** Begin Input for this task **

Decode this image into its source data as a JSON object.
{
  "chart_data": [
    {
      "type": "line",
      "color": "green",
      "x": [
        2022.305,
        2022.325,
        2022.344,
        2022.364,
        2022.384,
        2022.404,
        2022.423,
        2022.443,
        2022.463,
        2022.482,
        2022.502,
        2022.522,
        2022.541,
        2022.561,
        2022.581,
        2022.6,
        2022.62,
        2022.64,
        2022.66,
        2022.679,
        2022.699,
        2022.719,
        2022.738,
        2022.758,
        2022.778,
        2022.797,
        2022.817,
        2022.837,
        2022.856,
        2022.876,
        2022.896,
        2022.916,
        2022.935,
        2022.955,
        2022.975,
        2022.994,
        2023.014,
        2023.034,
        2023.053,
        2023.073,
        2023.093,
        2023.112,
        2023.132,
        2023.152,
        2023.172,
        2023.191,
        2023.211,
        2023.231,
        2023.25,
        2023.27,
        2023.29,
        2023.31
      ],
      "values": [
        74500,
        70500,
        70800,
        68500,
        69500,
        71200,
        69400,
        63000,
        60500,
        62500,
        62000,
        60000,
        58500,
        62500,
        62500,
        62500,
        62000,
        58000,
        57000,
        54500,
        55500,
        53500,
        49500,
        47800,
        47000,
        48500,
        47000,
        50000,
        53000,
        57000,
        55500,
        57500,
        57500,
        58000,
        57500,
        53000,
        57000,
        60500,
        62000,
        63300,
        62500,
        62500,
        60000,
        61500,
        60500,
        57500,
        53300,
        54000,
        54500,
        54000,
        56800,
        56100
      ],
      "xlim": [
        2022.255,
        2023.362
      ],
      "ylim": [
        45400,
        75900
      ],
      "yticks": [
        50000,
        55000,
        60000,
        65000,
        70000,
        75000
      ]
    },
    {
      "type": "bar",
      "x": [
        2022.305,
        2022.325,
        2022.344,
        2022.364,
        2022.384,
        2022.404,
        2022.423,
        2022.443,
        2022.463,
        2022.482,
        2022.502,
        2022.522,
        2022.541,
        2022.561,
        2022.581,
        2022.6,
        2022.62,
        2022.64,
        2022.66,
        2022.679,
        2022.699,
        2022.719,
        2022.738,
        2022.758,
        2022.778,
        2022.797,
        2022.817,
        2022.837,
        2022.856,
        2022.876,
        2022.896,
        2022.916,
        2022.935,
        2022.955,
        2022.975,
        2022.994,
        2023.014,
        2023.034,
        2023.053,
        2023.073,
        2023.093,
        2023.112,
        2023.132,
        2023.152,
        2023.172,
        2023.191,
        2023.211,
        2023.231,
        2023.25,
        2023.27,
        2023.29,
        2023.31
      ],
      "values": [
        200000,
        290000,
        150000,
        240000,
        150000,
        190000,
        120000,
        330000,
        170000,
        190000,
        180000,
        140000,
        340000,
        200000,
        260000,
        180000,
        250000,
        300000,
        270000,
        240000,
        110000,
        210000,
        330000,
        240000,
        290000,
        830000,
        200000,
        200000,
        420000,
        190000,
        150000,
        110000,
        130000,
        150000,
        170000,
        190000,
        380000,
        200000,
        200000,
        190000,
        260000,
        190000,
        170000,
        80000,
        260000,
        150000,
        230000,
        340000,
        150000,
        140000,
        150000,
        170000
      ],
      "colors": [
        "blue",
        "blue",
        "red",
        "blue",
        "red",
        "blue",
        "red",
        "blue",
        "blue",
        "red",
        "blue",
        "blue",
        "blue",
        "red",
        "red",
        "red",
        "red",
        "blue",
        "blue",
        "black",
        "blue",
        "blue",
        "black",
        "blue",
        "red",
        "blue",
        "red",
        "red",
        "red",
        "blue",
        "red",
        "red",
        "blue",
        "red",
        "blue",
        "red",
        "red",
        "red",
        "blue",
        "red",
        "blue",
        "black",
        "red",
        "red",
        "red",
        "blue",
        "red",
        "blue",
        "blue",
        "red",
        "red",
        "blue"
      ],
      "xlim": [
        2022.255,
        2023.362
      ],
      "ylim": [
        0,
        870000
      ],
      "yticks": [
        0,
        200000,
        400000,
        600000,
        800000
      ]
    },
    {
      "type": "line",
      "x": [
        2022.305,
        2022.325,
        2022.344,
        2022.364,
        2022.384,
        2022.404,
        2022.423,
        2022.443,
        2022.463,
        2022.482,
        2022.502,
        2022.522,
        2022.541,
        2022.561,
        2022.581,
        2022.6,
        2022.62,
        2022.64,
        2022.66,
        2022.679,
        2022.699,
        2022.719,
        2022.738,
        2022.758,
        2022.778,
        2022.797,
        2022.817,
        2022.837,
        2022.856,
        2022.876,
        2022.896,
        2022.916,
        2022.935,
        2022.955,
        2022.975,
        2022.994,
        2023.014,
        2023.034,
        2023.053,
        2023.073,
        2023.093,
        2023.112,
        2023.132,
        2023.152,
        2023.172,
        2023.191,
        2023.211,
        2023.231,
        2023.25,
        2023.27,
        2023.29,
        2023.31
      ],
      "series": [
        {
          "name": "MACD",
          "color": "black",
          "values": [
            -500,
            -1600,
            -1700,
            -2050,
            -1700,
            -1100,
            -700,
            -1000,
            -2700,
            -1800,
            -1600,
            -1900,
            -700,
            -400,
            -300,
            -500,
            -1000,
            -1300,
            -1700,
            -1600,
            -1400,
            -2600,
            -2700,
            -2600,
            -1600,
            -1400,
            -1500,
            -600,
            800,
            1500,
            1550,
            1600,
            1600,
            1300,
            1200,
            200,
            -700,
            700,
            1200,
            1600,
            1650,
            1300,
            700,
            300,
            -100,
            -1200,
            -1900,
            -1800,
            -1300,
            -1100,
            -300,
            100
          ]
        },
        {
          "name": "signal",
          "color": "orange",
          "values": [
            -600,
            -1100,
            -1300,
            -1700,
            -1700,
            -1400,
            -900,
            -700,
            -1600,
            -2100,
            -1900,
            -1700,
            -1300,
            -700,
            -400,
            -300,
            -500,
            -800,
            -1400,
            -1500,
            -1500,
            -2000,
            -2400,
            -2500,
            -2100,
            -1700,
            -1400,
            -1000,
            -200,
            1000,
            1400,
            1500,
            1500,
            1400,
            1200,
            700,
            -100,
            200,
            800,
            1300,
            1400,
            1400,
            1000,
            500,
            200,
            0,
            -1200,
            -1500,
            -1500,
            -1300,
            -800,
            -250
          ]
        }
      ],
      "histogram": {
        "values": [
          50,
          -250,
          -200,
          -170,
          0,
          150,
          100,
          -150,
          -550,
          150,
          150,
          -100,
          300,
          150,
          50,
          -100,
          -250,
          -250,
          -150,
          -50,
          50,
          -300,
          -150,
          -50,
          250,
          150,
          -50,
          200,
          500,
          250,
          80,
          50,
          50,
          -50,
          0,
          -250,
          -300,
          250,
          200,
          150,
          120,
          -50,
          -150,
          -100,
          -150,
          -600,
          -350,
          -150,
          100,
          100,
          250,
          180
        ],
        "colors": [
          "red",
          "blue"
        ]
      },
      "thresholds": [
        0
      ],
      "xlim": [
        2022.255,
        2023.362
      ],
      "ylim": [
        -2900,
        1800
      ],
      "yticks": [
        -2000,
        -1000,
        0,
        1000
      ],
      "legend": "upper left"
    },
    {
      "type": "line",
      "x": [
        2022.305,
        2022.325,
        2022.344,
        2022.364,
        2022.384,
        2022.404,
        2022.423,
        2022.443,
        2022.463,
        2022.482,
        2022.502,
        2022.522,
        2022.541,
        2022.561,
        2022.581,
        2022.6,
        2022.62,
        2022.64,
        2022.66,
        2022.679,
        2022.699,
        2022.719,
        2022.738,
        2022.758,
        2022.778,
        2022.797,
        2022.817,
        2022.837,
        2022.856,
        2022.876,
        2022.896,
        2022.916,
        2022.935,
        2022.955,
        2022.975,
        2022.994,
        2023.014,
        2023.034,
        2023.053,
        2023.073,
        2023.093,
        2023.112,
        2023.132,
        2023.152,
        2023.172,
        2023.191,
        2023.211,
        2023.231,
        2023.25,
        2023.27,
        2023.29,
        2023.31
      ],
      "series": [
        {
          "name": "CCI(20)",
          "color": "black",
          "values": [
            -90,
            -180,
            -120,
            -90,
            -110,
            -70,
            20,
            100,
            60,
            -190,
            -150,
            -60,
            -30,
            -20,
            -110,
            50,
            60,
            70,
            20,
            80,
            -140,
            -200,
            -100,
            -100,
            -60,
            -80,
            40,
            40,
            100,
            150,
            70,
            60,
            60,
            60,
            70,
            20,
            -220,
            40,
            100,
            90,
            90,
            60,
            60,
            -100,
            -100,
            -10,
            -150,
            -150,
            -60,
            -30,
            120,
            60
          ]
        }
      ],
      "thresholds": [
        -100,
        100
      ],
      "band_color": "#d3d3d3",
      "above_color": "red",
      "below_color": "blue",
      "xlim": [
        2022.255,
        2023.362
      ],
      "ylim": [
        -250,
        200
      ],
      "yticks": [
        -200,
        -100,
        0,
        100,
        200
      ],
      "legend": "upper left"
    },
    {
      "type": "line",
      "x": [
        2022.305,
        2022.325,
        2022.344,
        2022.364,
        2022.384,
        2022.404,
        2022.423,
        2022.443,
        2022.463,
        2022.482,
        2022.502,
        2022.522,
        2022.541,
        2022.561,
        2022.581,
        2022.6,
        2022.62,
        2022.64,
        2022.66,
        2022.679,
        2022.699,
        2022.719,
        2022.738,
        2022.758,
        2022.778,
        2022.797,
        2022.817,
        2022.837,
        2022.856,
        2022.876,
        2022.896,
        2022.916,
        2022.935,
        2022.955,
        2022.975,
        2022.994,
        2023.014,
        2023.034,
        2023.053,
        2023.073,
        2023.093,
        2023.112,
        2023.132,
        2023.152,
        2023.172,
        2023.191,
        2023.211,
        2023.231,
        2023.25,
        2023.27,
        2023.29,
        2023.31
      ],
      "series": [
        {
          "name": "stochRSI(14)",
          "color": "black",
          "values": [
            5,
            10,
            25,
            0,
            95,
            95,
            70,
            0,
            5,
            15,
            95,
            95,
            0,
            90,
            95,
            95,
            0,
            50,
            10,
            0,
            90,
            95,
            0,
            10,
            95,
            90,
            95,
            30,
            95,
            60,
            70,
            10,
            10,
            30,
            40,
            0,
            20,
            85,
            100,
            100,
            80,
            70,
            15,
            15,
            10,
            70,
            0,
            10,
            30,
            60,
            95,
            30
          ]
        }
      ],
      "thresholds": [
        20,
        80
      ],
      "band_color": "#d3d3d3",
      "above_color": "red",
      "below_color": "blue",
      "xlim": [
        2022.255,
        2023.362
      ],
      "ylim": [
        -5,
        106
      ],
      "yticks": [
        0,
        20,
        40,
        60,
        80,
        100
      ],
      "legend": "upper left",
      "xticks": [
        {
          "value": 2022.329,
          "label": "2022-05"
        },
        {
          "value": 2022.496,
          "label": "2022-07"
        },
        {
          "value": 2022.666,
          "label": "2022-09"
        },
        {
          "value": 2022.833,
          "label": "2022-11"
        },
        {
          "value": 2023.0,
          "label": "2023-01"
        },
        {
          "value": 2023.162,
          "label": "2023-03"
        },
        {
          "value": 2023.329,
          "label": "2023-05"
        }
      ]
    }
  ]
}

** End Input for this task **

**Set task:**
Scan the listing above and identify each line holding the string "name"; copy every such line.

**Exercise result:**
          "name": "MACD",
          "name": "signal",
          "name": "CCI(20)",
          "name": "stochRSI(14)",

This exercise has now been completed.